_SHORT EXERCISE_
Output every record word for word.

▼

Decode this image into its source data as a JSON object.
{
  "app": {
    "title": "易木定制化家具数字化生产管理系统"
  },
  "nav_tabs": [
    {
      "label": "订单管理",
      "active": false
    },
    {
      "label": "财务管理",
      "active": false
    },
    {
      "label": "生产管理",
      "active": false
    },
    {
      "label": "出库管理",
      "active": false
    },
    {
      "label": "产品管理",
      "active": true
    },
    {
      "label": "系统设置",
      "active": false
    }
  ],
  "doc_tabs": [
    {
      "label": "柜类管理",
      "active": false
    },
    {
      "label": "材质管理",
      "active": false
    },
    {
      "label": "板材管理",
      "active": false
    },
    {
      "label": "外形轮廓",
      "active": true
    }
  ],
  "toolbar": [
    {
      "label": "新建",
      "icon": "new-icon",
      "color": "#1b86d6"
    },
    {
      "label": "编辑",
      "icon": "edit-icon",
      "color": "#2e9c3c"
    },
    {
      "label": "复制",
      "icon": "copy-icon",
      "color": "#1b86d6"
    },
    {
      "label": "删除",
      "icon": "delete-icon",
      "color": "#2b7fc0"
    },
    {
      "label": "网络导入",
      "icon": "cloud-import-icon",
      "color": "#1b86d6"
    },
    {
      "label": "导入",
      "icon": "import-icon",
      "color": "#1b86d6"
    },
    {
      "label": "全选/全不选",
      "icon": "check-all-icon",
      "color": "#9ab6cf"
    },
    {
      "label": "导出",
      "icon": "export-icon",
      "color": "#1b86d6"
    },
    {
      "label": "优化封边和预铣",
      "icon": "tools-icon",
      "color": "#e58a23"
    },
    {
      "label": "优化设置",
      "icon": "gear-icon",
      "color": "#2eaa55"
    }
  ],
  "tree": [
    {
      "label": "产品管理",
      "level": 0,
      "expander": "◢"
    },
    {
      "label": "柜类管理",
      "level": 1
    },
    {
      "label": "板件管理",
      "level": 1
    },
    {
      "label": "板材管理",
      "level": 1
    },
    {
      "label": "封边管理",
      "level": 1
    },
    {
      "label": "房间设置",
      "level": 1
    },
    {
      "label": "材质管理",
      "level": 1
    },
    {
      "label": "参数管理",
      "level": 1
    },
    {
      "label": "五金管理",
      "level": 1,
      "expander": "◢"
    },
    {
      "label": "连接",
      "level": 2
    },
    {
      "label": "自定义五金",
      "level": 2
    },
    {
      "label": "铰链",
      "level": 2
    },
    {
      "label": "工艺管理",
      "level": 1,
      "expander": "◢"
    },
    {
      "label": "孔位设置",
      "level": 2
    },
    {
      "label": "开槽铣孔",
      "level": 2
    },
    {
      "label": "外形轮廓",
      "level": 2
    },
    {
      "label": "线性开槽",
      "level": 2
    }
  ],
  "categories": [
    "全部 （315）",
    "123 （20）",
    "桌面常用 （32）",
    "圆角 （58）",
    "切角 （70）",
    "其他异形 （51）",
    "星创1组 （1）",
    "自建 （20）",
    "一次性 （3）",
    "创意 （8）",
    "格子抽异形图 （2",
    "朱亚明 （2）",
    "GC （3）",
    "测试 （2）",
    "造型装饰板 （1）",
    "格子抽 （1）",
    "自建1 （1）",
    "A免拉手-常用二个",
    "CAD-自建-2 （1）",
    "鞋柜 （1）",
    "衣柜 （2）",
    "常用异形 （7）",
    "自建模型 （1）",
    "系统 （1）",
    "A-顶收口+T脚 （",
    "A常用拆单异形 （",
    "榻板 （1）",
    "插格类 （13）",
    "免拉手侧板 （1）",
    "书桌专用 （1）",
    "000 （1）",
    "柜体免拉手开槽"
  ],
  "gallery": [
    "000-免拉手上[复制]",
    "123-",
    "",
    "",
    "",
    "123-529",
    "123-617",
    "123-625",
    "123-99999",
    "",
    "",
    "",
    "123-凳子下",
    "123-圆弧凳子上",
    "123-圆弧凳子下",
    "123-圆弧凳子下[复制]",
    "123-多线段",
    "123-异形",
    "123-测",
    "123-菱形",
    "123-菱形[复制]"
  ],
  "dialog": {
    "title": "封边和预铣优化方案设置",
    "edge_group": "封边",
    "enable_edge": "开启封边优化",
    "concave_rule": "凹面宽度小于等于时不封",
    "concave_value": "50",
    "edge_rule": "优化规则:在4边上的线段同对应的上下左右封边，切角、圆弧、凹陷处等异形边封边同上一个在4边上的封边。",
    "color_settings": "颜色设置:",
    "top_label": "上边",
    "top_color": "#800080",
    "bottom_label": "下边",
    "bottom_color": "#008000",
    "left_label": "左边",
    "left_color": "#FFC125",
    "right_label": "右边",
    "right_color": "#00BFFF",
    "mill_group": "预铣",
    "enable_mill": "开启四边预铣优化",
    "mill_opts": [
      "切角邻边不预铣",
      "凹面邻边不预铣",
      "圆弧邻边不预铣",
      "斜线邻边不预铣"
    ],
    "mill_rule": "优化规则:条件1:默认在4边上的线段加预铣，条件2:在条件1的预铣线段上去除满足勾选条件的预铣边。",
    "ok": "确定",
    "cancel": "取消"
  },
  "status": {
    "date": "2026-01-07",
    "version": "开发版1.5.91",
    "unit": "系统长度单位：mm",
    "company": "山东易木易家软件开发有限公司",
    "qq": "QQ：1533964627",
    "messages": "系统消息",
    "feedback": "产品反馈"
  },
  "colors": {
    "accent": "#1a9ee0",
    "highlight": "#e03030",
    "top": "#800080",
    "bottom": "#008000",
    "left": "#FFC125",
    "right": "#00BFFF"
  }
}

▲

_COMPLETE ANSWER_
Decode this image into its source data as a JSON object.
{
  "app": {
    "title": "易木定制化家具数字化生产管理系统"
  },
  "nav_tabs": [
    {
      "label": "订单管理",
      "active": false
    },
    {
      "label": "财务管理",
      "active": false
    },
    {
      "label": "生产管理",
      "active": false
    },
    {
      "label": "出库管理",
      "active": false
    },
    {
      "label": "产品管理",
      "active": true
    },
    {
      "label": "系统设置",
      "active": false
    }
  ],
  "doc_tabs": [
    {
      "label": "柜类管理",
      "active": false
    },
    {
      "label": "材质管理",
      "active": false
    },
    {
      "label": "板材管理",
      "active": false
    },
    {
      "label": "外形轮廓",
      "active": true
    }
  ],
  "toolbar": [
    {
      "label": "新建",
      "icon": "new-icon",
      "color": "#1b86d6"
    },
    {
      "label": "编辑",
      "icon": "edit-icon",
      "color": "#2e9c3c"
    },
    {
      "label": "复制",
      "icon": "copy-icon",
      "color": "#1b86d6"
    },
    {
      "label": "删除",
      "icon": "delete-icon",
      "color": "#2b7fc0"
    },
    {
      "label": "网络导入",
      "icon": "cloud-import-icon",
      "color": "#1b86d6"
    },
    {
      "label": "导入",
      "icon": "import-icon",
      "color": "#1b86d6"
    },
    {
      "label": "全选/全不选",
      "icon": "check-all-icon",
      "color": "#9ab6cf"
    },
    {
      "label": "导出",
      "icon": "export-icon",
      "color": "#1b86d6"
    },
    {
      "label": "优化封边和预铣",
      "icon": "tools-icon",
      "color": "#e58a23"
    },
    {
      "label": "优化设置",
      "icon": "gear-icon",
      "color": "#2eaa55"
    }
  ],
  "tree": [
    {
      "label": "产品管理",
      "level": 0,
      "expander": "◢"
    },
    {
      "label": "柜类管理",
      "level": 1
    },
    {
      "label": "板件管理",
      "level": 1
    },
    {
      "label": "板材管理",
      "level": 1
    },
    {
      "label": "封边管理",
      "level": 1
    },
    {
      "label": "房间设置",
      "level": 1
    },
    {
      "label": "材质管理",
      "level": 1
    },
    {
      "label": "参数管理",
      "level": 1
    },
    {
      "label": "五金管理",
      "level": 1,
      "expander": "◢"
    },
    {
      "label": "连接",
      "level": 2
    },
    {
      "label": "自定义五金",
      "level": 2
    },
    {
      "label": "铰链",
      "level": 2
    },
    {
      "label": "工艺管理",
      "level": 1,
      "expander": "◢"
    },
    {
      "label": "孔位设置",
      "level": 2
    },
    {
      "label": "开槽铣孔",
      "level": 2
    },
    {
      "label": "外形轮廓",
      "level": 2
    },
    {
      "label": "线性开槽",
      "level": 2
    }
  ],
  "categories": [
    "全部 （315）",
    "123 （20）",
    "桌面常用 （32）",
    "圆角 （58）",
    "切角 （70）",
    "其他异形 （51）",
    "星创1组 （1）",
    "自建 （20）",
    "一次性 （3）",
    "创意 （8）",
    "格子抽异形图 （2",
    "朱亚明 （2）",
    "GC （3）",
    "测试 （2）",
    "造型装饰板 （1）",
    "格子抽 （1）",
    "自建1 （1）",
    "A免拉手-常用二个",
    "CAD-自建-2 （1）",
    "鞋柜 （1）",
    "衣柜 （2）",
    "常用异形 （7）",
    "自建模型 （1）",
    "系统 （1）",
    "A-顶收口+T脚 （",
    "A常用拆单异形 （",
    "榻板 （1）",
    "插格类 （13）",
    "免拉手侧板 （1）",
    "书桌专用 （1）",
    "000 （1）",
    "柜体免拉手开槽"
  ],
  "gallery": [
    "000-免拉手上[复制]",
    "123-",
    "",
    "",
    "",
    "123-529",
    "123-617",
    "123-625",
    "123-99999",
    "",
    "",
    "",
    "123-凳子下",
    "123-圆弧凳子上",
    "123-圆弧凳子下",
    "123-圆弧凳子下[复制]",
    "123-多线段",
    "123-异形",
    "123-测",
    "123-菱形",
    "123-菱形[复制]"
  ],
  "dialog": {
    "title": "封边和预铣优化方案设置",
    "edge_group": "封边",
    "enable_edge": "开启封边优化",
    "concave_rule": "凹面宽度小于等于时不封",
    "concave_value": "50",
    "edge_rule": "优化规则:在4边上的线段同对应的上下左右封边，切角、圆弧、凹陷处等异形边封边同上一个在4边上的封边。",
    "color_settings": "颜色设置:",
    "top_label": "上边",
    "top_color": "#800080",
    "bottom_label": "下边",
    "bottom_color": "#008000",
    "left_label": "左边",
    "left_color": "#FFC125",
    "right_label": "右边",
    "right_color": "#00BFFF",
    "mill_group": "预铣",
    "enable_mill": "开启四边预铣优化",
    "mill_opts": [
      "切角邻边不预铣",
      "凹面邻边不预铣",
      "圆弧邻边不预铣",
      "斜线邻边不预铣"
    ],
    "mill_rule": "优化规则:条件1:默认在4边上的线段加预铣，条件2:在条件1的预铣线段上去除满足勾选条件的预铣边。",
    "ok": "确定",
    "cancel": "取消"
  },
  "status": {
    "date": "2026-01-07",
    "version": "开发版1.5.91",
    "unit": "系统长度单位：mm",
    "company": "山东易木易家软件开发有限公司",
    "qq": "QQ：1533964627",
    "messages": "系统消息",
    "feedback": "产品反馈"
  },
  "colors": {
    "accent": "#1a9ee0",
    "highlight": "#e03030",
    "top": "#800080",
    "bottom": "#008000",
    "left": "#FFC125",
    "right": "#00BFFF"
  }
}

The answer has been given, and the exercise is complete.